__EXERCISE DIRECTIONS__
Tally the lines holding the string "ambient" and reply with that number alone.

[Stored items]
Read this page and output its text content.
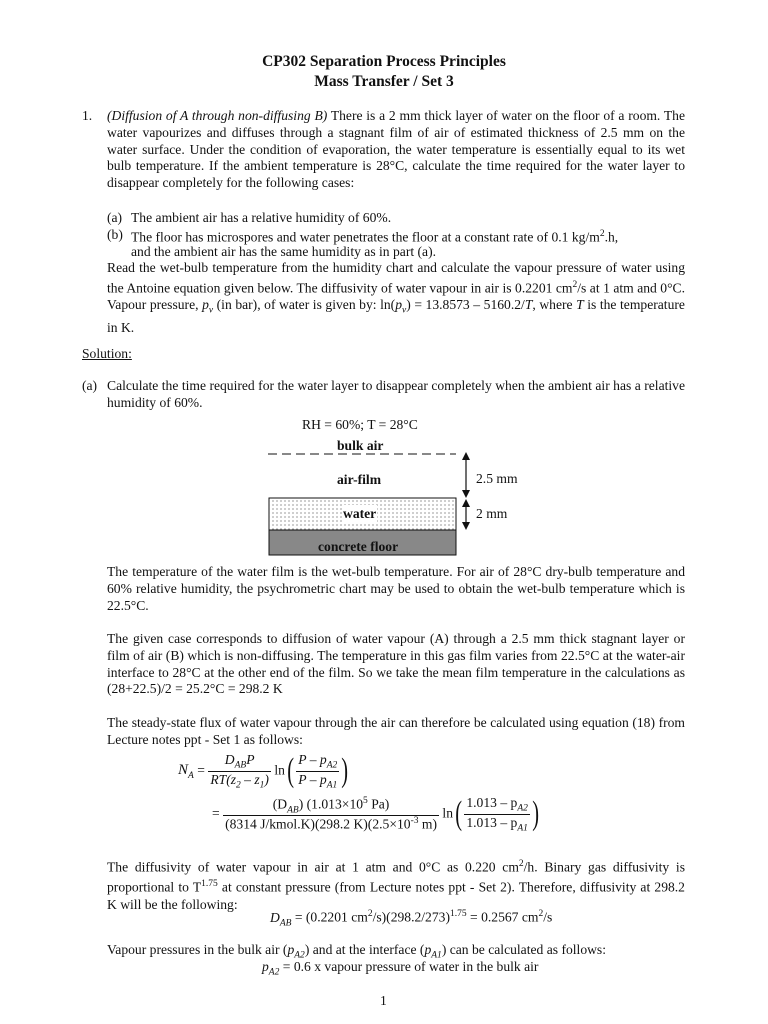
CP302 Separation Process Principles
Mass Transfer / Set 3
1. (Diffusion of A through non-diffusing B) There is a 2 mm thick layer of water on the floor of a room. The water vapourizes and diffuses through a stagnant film of air of estimated thickness of 2.5 mm on the water surface. Under the condition of evaporation, the water temperature is essentially equal to its wet bulb temperature. If the ambient temperature is 28°C, calculate the time required for the water layer to disappear completely for the following cases:

(a) The ambient air has a relative humidity of 60%.
(b) The floor has microspores and water penetrates the floor at a constant rate of 0.1 $kg/m^2.h$,
and the ambient air has the same humidity as in part (a).

Read the wet-bulb temperature from the humidity chart and calculate the vapour pressure of water using the Antoine equation given below. The diffusivity of water vapour in air is 0.2201 $cm^2/s$ at 1 atm and 0°C. Vapour pressure, $p_v$ (in bar), of water is given by: $\ln(p_v) = 13.8573 - 5160.2/T$, where T is the temperature in K.

Solution:
(a) Calculate the time required for the water layer to disappear completely when the ambient air has a relative humidity of 60%.

RH = 60%; T = 28°C
bulk air
air-film
water
concrete floor
2.5 mm
2 mm

The temperature of the water film is the wet-bulb temperature. For air of 28°C dry-bulb temperature and 60% relative humidity, the psychrometric chart may be used to obtain the wet-bulb temperature which is 22.5°C.

The given case corresponds to diffusion of water vapour (A) through a 2.5 mm thick stagnant layer or film of air (B) which is non-diffusing. The temperature in this gas film varies from 22.5°C at the water-air interface to 28°C at the other end of the film. So we take the mean film temperature in the calculations as (28+22.5)/2 = 25.2°C = 298.2 K

The steady-state flux of water vapour through the air can therefore be calculated using equation (18) from Lecture notes ppt - Set 1 as follows:

$N_A = \frac{D_{AB}P}{RT(z_2 - z_1)} \ln( \frac{P - p_{A2}}{P - p_{A1}}$ )
= $\frac{(D_{AB}) (1.013\times 10^5 Pa)}{(8314 J/kmol.K)(298.2 K)(2.5\times 10^{-3} m)} \ln( \frac{1.013 - p_{A2}}{1.013 - p_{A1}}$ )

The diffusivity of water vapour in air at 1 atm and 0°C as 0.220 $cm^2/h$. Binary gas diffusivity is proportional to $T^{1.75}$ at constant pressure (from Lecture notes ppt - Set 2). Therefore, diffusivity at 298.2 K will be the following:

$D_{AB} = (0.2201$ $cm^2/s)(298.2/273)^{1.75} = 0.2567$ $cm^2/s$
Vapour pressures in the bulk air $(p_{A2})$ and at the interface $(p_{A1})$ can be calculated as follows:
$p_{A2} = 0.6$ x vapour pressure of water in the bulk air
1
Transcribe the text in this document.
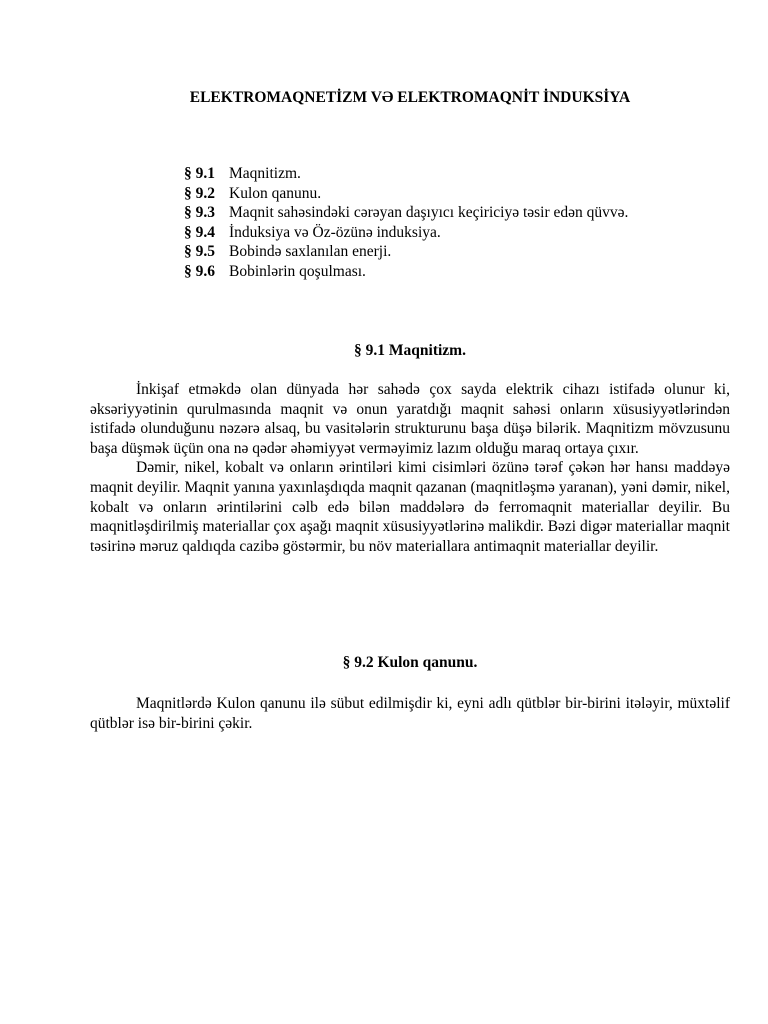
ELEKTROMAQNETİZM VƏ ELEKTROMAQNİT İNDUKSİYA
§ 9.1 Maqnitizm.
§ 9.2 Kulon qanunu.
§ 9.3 Maqnit sahəsindəki cərəyan daşıyıcı keçiriciyə təsir edən qüvvə.
§ 9.4 İnduksiya və Öz-özünə induksiya.
§ 9.5 Bobində saxlanılan enerji.
§ 9.6 Bobinlərin qoşulması.
§ 9.1 Maqnitizm.

İnkişaf etməkdə olan dünyada hər sahədə çox sayda elektrik cihazı istifadə olunur ki, əksəriyyətinin qurulmasında maqnit və onun yaratdığı maqnit sahəsi onların xüsusiyyətlərindən istifadə olunduğunu nəzərə alsaq, bu vasitələrin strukturunu başa düşə bilərik. Maqnitizm mövzusunu başa düşmək üçün ona nə qədər əhəmiyyət verməyimiz lazım olduğu maraq ortaya çıxır.

Dəmir, nikel, kobalt və onların ərintiləri kimi cisimləri özünə tərəf çəkən hər hansı maddəyə maqnit deyilir. Maqnit yanına yaxınlaşdıqda maqnit qazanan (maqnitləşmə yaranan), yəni dəmir, nikel, kobalt və onların ərintilərini cəlb edə bilən maddələrə də ferromaqnit materiallar deyilir. Bu maqnitləşdirilmiş materiallar çox aşağı maqnit xüsusiyyətlərinə malikdir. Bəzi digər materiallar maqnit təsirinə məruz qaldıqda cazibə göstərmir, bu növ materiallara antimaqnit materiallar deyilir.

§ 9.2 Kulon qanunu.

Maqnitlərdə Kulon qanunu ilə sübut edilmişdir ki, eyni adlı qütblər bir-birini itələyir, müxtəlif qütblər isə bir-birini çəkir.
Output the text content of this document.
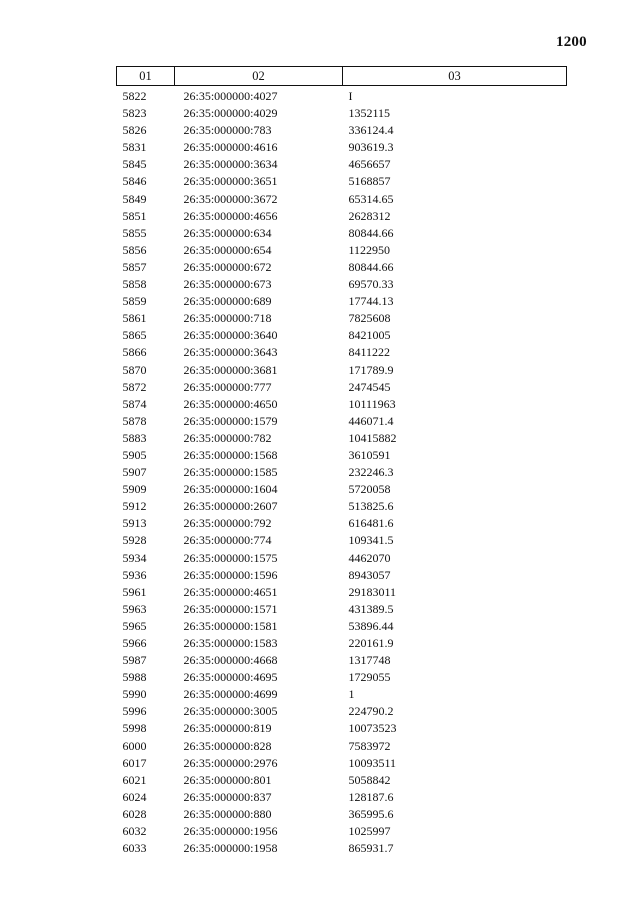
1200
01	02	03
5822	26:35:000000:4027	I
5823	26:35:000000:4029	1352115
5826	26:35:000000:783	336124.4
5831	26:35:000000:4616	903619.3
5845	26:35:000000:3634	4656657
5846	26:35:000000:3651	5168857
5849	26:35:000000:3672	65314.65
5851	26:35:000000:4656	2628312
5855	26:35:000000:634	80844.66
5856	26:35:000000:654	1122950
5857	26:35:000000:672	80844.66
5858	26:35:000000:673	69570.33
5859	26:35:000000:689	17744.13
5861	26:35:000000:718	7825608
5865	26:35:000000:3640	8421005
5866	26:35:000000:3643	8411222
5870	26:35:000000:3681	171789.9
5872	26:35:000000:777	2474545
5874	26:35:000000:4650	10111963
5878	26:35:000000:1579	446071.4
5883	26:35:000000:782	10415882
5905	26:35:000000:1568	3610591
5907	26:35:000000:1585	232246.3
5909	26:35:000000:1604	5720058
5912	26:35:000000:2607	513825.6
5913	26:35:000000:792	616481.6
5928	26:35:000000:774	109341.5
5934	26:35:000000:1575	4462070
5936	26:35:000000:1596	8943057
5961	26:35:000000:4651	29183011
5963	26:35:000000:1571	431389.5
5965	26:35:000000:1581	53896.44
5966	26:35:000000:1583	220161.9
5987	26:35:000000:4668	1317748
5988	26:35:000000:4695	1729055
5990	26:35:000000:4699	1
5996	26:35:000000:3005	224790.2
5998	26:35:000000:819	10073523
6000	26:35:000000:828	7583972
6017	26:35:000000:2976	10093511
6021	26:35:000000:801	5058842
6024	26:35:000000:837	128187.6
6028	26:35:000000:880	365995.6
6032	26:35:000000:1956	1025997
6033	26:35:000000:1958	865931.7
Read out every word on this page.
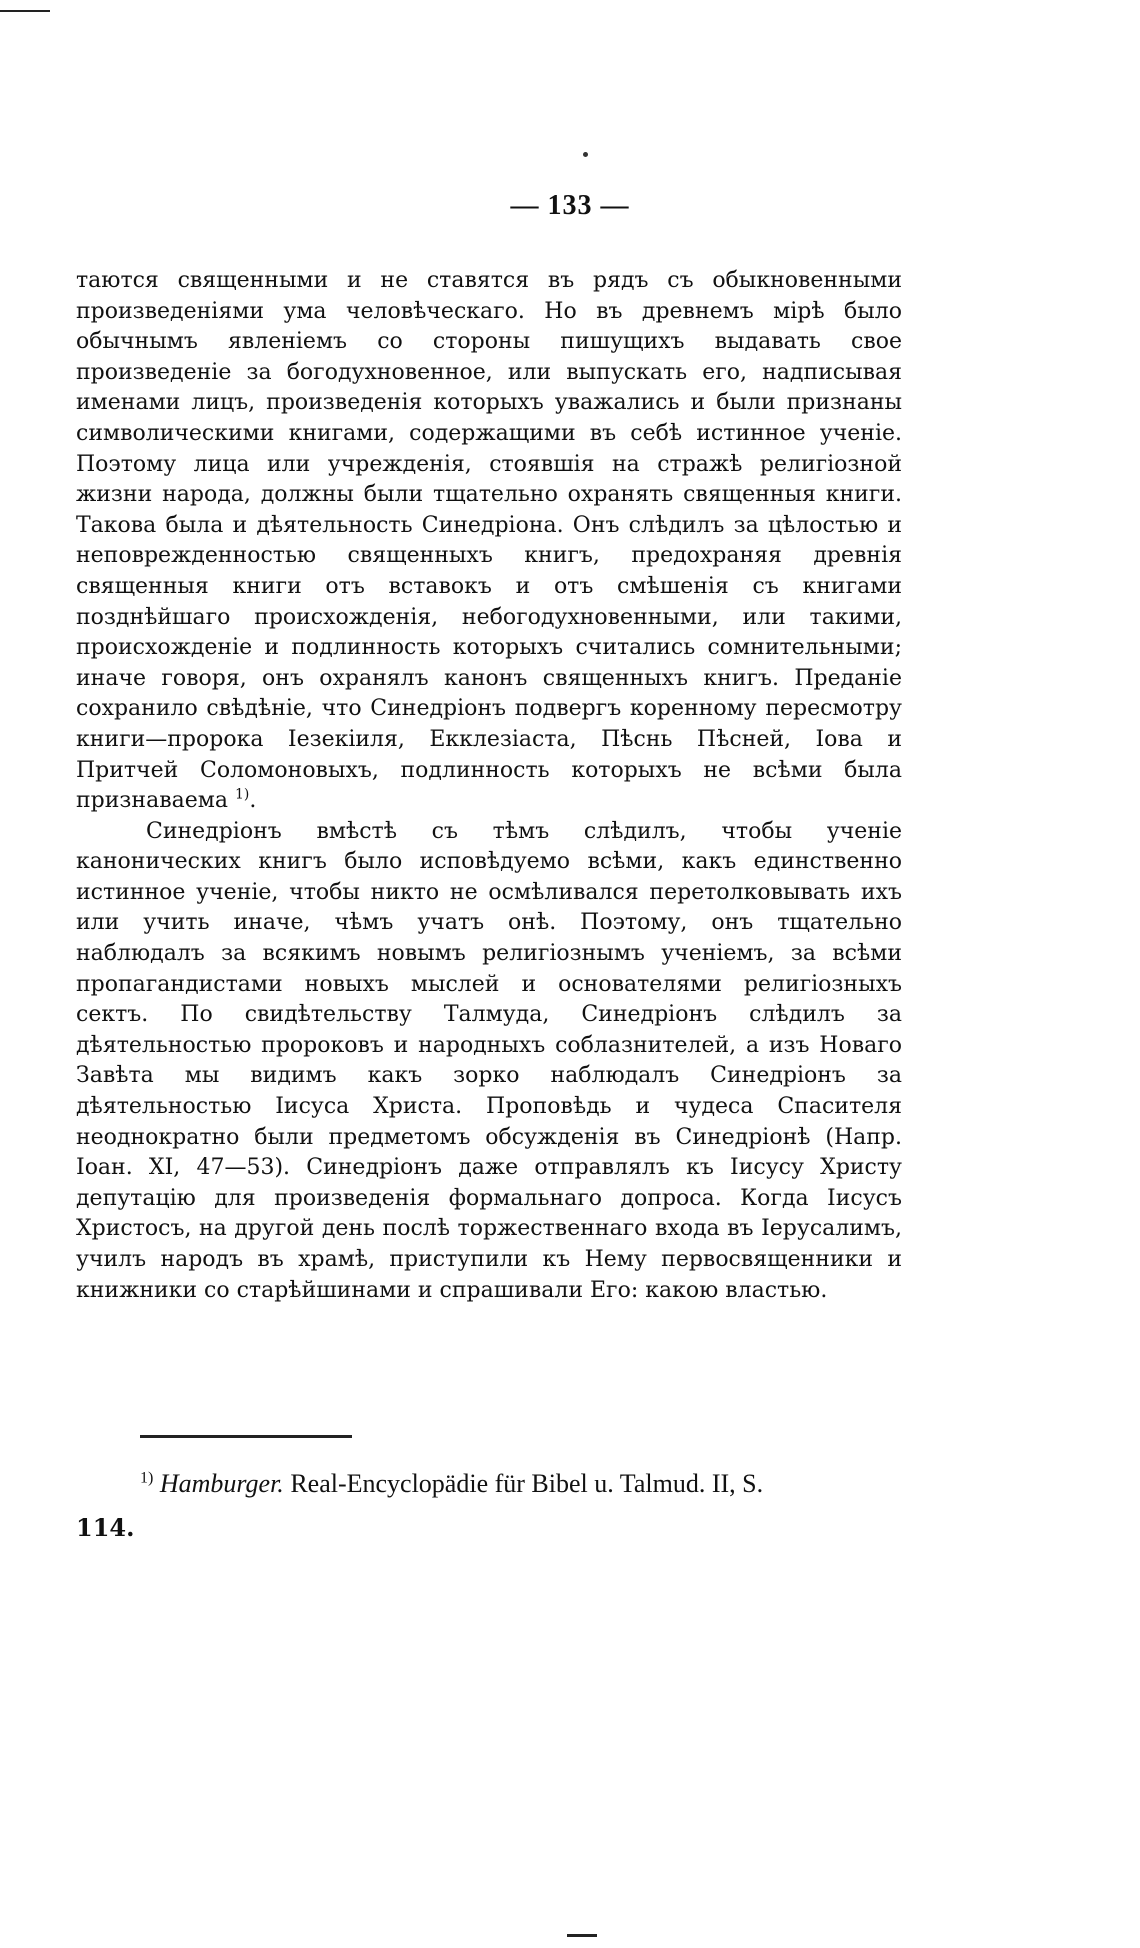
— 133 —

таются священными и не ставятся въ рядъ съ обыкновенными произведеніями ума человѣческаго. Но въ древнемъ мірѣ было обычнымъ явленіемъ со стороны пишущихъ выдавать свое произведеніе за богодухновенное, или выпускать его, надписывая именами лицъ, произведенія которыхъ уважались и были признаны символическими книгами, содержащими въ себѣ истинное ученіе. Поэтому лица или учрежденія, стоявшія на стражѣ религіозной жизни народа, должны были тщательно охранять священныя книги. Такова была и дѣятельность Синедріона. Онъ слѣдилъ за цѣлостью и неповрежденностью священныхъ книгъ, предохраняя древнія священныя книги отъ вставокъ и отъ смѣшенія съ книгами позднѣйшаго происхожденія, небогодухновенными, или такими, происхожденіе и подлинность которыхъ считались сомнительными; иначе говоря, онъ охранялъ канонъ священныхъ книгъ. Преданіе сохранило свѣдѣніе, что Синедріонъ подвергъ коренному пересмотру книги—пророка Іезекіиля, Екклезіаста, Пѣснь Пѣсней, Іова и Притчей Соломоновыхъ, подлинность которыхъ не всѣми была признаваема $^{1)}$.

Синедріонъ вмѣстѣ съ тѣмъ слѣдилъ, чтобы ученіе канонических книгъ было исповѣдуемо всѣми, какъ единственно истинное ученіе, чтобы никто не осмѣливался перетолковывать ихъ или учить иначе, чѣмъ учатъ онѣ. Поэтому, онъ тщательно наблюдалъ за всякимъ новымъ религіознымъ ученіемъ, за всѣми пропагандистами новыхъ мыслей и основателями религіозныхъ сектъ. По свидѣтельству Талмуда, Синедріонъ слѣдилъ за дѣятельностью пророковъ и народныхъ соблазнителей, а изъ Новаго Завѣта мы видимъ какъ зорко наблюдалъ Синедріонъ за дѣятельностью Іисуса Христа. Проповѣдь и чудеса Спасителя неоднократно были предметомъ обсужденія въ Синедріонѣ (Напр. Іоан. XI, 47—53). Синедріонъ даже отправлялъ къ Іисусу Христу депутацію для произведенія формальнаго допроса. Когда Іисусъ Христосъ, на другой день послѣ торжественнаго входа въ Іерусалимъ, училъ народъ въ храмѣ, приступили къ Нему первосвященники и книжники со старѣйшинами и спрашивали Его: какою властью.

$^{1)}$ Hamburger. Real-Encyclopädie für Bibel u. Talmud. II, S.
114.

__THE RESULT__
4